── Provided data

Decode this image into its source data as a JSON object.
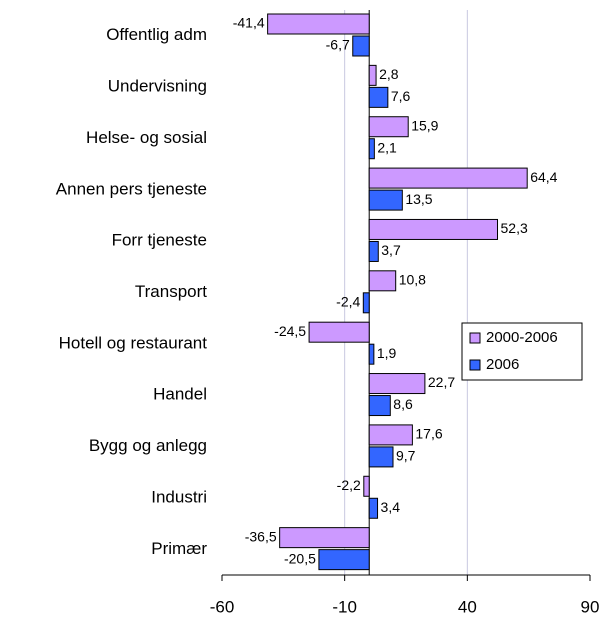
{
  "chart_data": {
    "type": "bar",
    "orientation": "horizontal",
    "categories": [
      "Offentlig adm",
      "Undervisning",
      "Helse- og sosial",
      "Annen pers tjeneste",
      "Forr tjeneste",
      "Transport",
      "Hotell og restaurant",
      "Handel",
      "Bygg og anlegg",
      "Industri",
      "Primær"
    ],
    "series": [
      {
        "name": "2000-2006",
        "color": "#cc99ff",
        "values": [
          -41.4,
          2.8,
          15.9,
          64.4,
          52.3,
          10.8,
          -24.5,
          22.7,
          17.6,
          -2.2,
          -36.5
        ],
        "value_labels": [
          "-41,4",
          "2,8",
          "15,9",
          "64,4",
          "52,3",
          "10,8",
          "-24,5",
          "22,7",
          "17,6",
          "-2,2",
          "-36,5"
        ]
      },
      {
        "name": "2006",
        "color": "#3366ff",
        "values": [
          -6.7,
          7.6,
          2.1,
          13.5,
          3.7,
          -2.4,
          1.9,
          8.6,
          9.7,
          3.4,
          -20.5
        ],
        "value_labels": [
          "-6,7",
          "7,6",
          "2,1",
          "13,5",
          "3,7",
          "-2,4",
          "1,9",
          "8,6",
          "9,7",
          "3,4",
          "-20,5"
        ]
      }
    ],
    "xlim": [
      -60,
      90
    ],
    "xticks": [
      -60,
      -10,
      40,
      90
    ],
    "grid": true,
    "legend": "right"
  }
}
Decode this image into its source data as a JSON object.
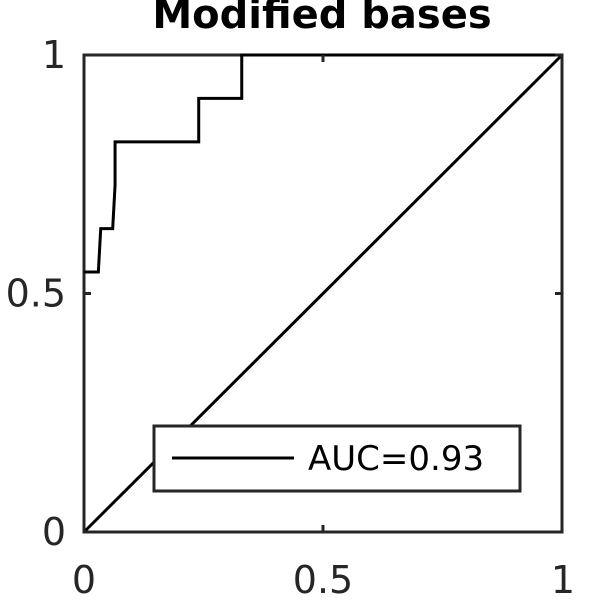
{
  "chart_data": {
    "type": "line",
    "title": "Modified bases",
    "xlabel": "",
    "ylabel": "",
    "xlim": [
      0,
      1
    ],
    "ylim": [
      0,
      1
    ],
    "xticks": [
      0,
      0.5,
      1
    ],
    "yticks": [
      0,
      0.5,
      1
    ],
    "xtick_labels": [
      "0",
      "0.5",
      "1"
    ],
    "ytick_labels": [
      "0",
      "0.5",
      "1"
    ],
    "grid": false,
    "legend_position": "bottom-right",
    "series": [
      {
        "name": "AUC=0.93",
        "color": "#000000",
        "x": [
          0,
          0.03,
          0.035,
          0.06,
          0.065,
          0.065,
          0.07,
          0.24,
          0.24,
          0.33,
          0.33,
          1
        ],
        "y": [
          0.545,
          0.545,
          0.636,
          0.636,
          0.727,
          0.818,
          0.818,
          0.818,
          0.909,
          0.909,
          1,
          1
        ]
      },
      {
        "name": "",
        "color": "#000000",
        "x": [
          0,
          1
        ],
        "y": [
          0,
          1
        ]
      }
    ]
  }
}
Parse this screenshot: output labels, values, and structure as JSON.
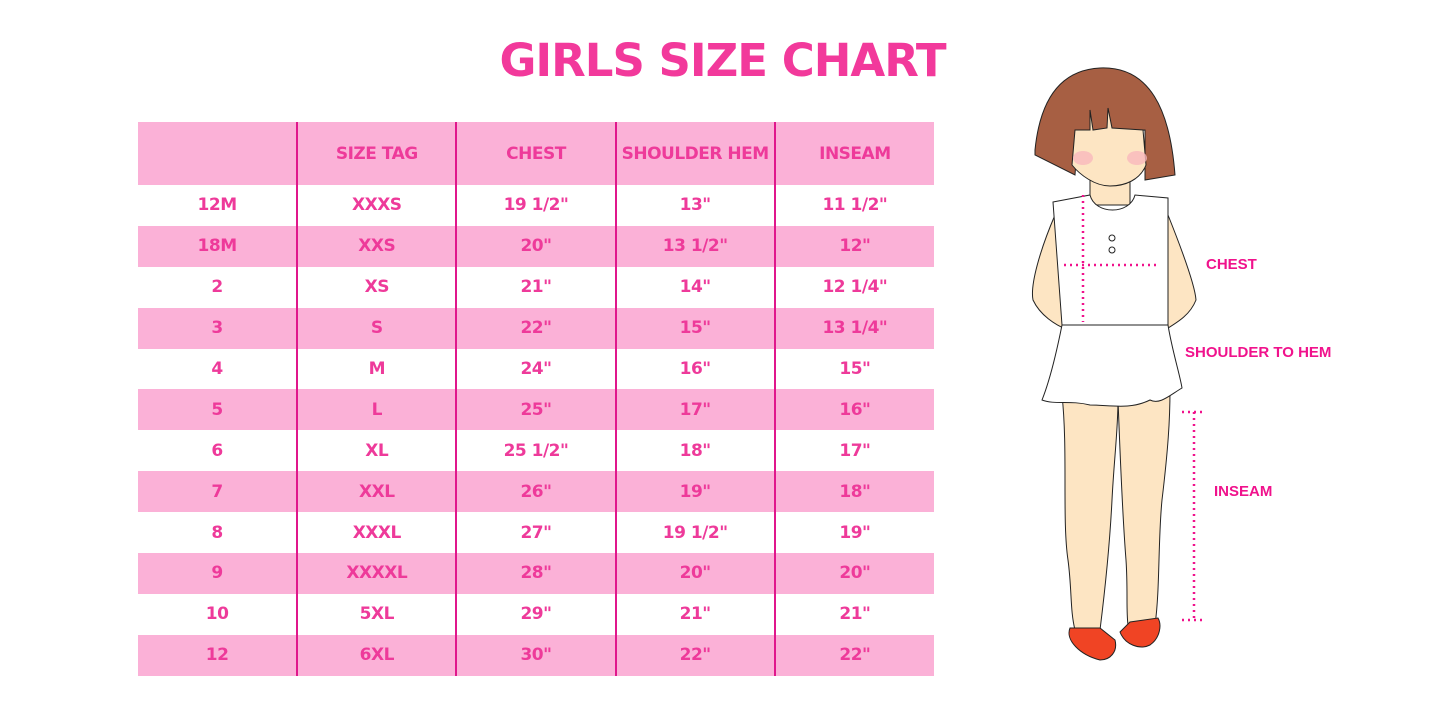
{
  "title": "GIRLS SIZE CHART",
  "table": {
    "headers": [
      "",
      "SIZE TAG",
      "CHEST",
      "SHOULDER HEM",
      "INSEAM"
    ],
    "rows": [
      [
        "12M",
        "XXXS",
        "19 1/2\"",
        "13\"",
        "11 1/2\""
      ],
      [
        "18M",
        "XXS",
        "20\"",
        "13 1/2\"",
        "12\""
      ],
      [
        "2",
        "XS",
        "21\"",
        "14\"",
        "12 1/4\""
      ],
      [
        "3",
        "S",
        "22\"",
        "15\"",
        "13 1/4\""
      ],
      [
        "4",
        "M",
        "24\"",
        "16\"",
        "15\""
      ],
      [
        "5",
        "L",
        "25\"",
        "17\"",
        "16\""
      ],
      [
        "6",
        "XL",
        "25 1/2\"",
        "18\"",
        "17\""
      ],
      [
        "7",
        "XXL",
        "26\"",
        "19\"",
        "18\""
      ],
      [
        "8",
        "XXXL",
        "27\"",
        "19 1/2\"",
        "19\""
      ],
      [
        "9",
        "XXXXL",
        "28\"",
        "20\"",
        "20\""
      ],
      [
        "10",
        "5XL",
        "29\"",
        "21\"",
        "21\""
      ],
      [
        "12",
        "6XL",
        "30\"",
        "22\"",
        "22\""
      ]
    ]
  },
  "figure": {
    "labels": {
      "chest": "CHEST",
      "shoulder_to_hem": "SHOULDER TO HEM",
      "inseam": "INSEAM"
    }
  },
  "colors": {
    "accent": "#f2399b",
    "row_pink": "#fbb1d7",
    "divider": "#e0178c"
  }
}
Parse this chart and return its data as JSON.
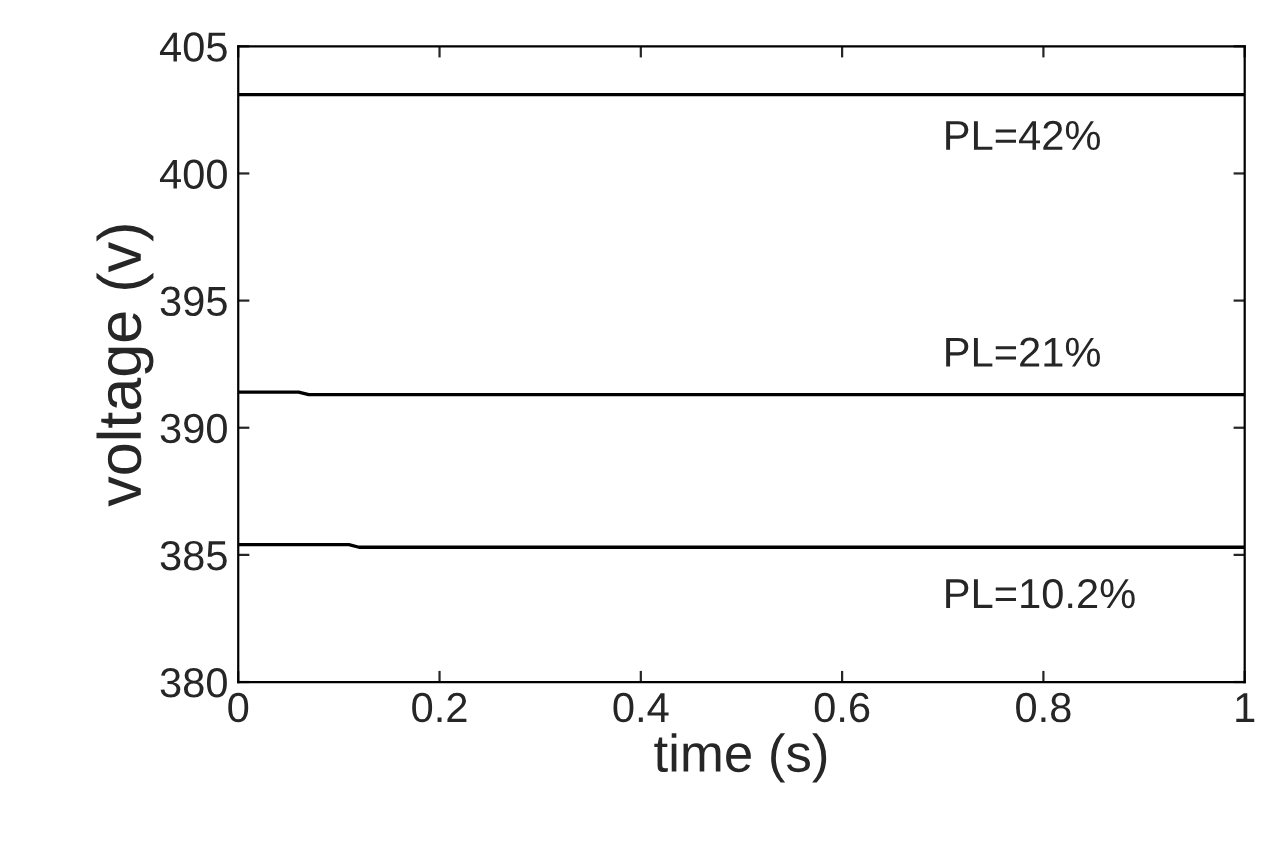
{
  "chart_data": {
    "type": "line",
    "xlabel": "time (s)",
    "ylabel": "voltage (v)",
    "xlim": [
      0,
      1
    ],
    "xticks": [
      0,
      0.2,
      0.4,
      0.6,
      0.8,
      1
    ],
    "ylim": [
      380,
      405
    ],
    "yticks": [
      380,
      385,
      390,
      395,
      400,
      405
    ],
    "series": [
      {
        "color": "#000000",
        "x": [
          0,
          1
        ],
        "values": [
          403.1,
          403.1
        ]
      },
      {
        "color": "#000000",
        "x": [
          0,
          0.06,
          0.07,
          1
        ],
        "values": [
          391.4,
          391.4,
          391.3,
          391.3
        ]
      },
      {
        "color": "#000000",
        "x": [
          0,
          0.11,
          0.12,
          1
        ],
        "values": [
          385.4,
          385.4,
          385.3,
          385.3
        ]
      }
    ],
    "annotations": [
      "PL=42%",
      "PL=21%",
      "PL=10.2%"
    ],
    "grid": false,
    "legend": false,
    "marker": "none",
    "line_style": "solid"
  }
}
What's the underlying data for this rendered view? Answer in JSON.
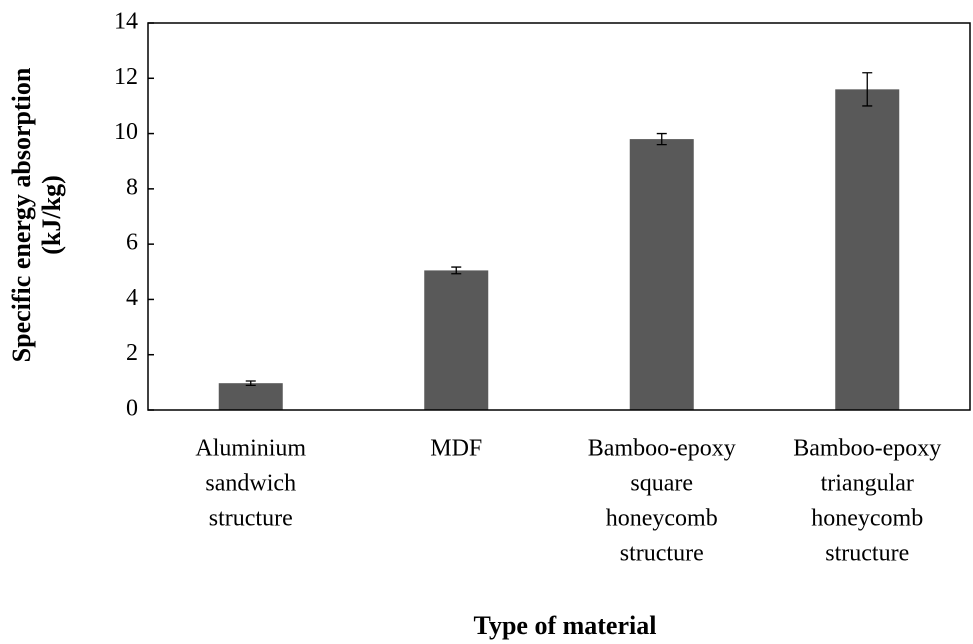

────

[Exercise instructions]
Report how many lines in the listing above include the word "JSON". Give nothing but the number.

[Written solution]
5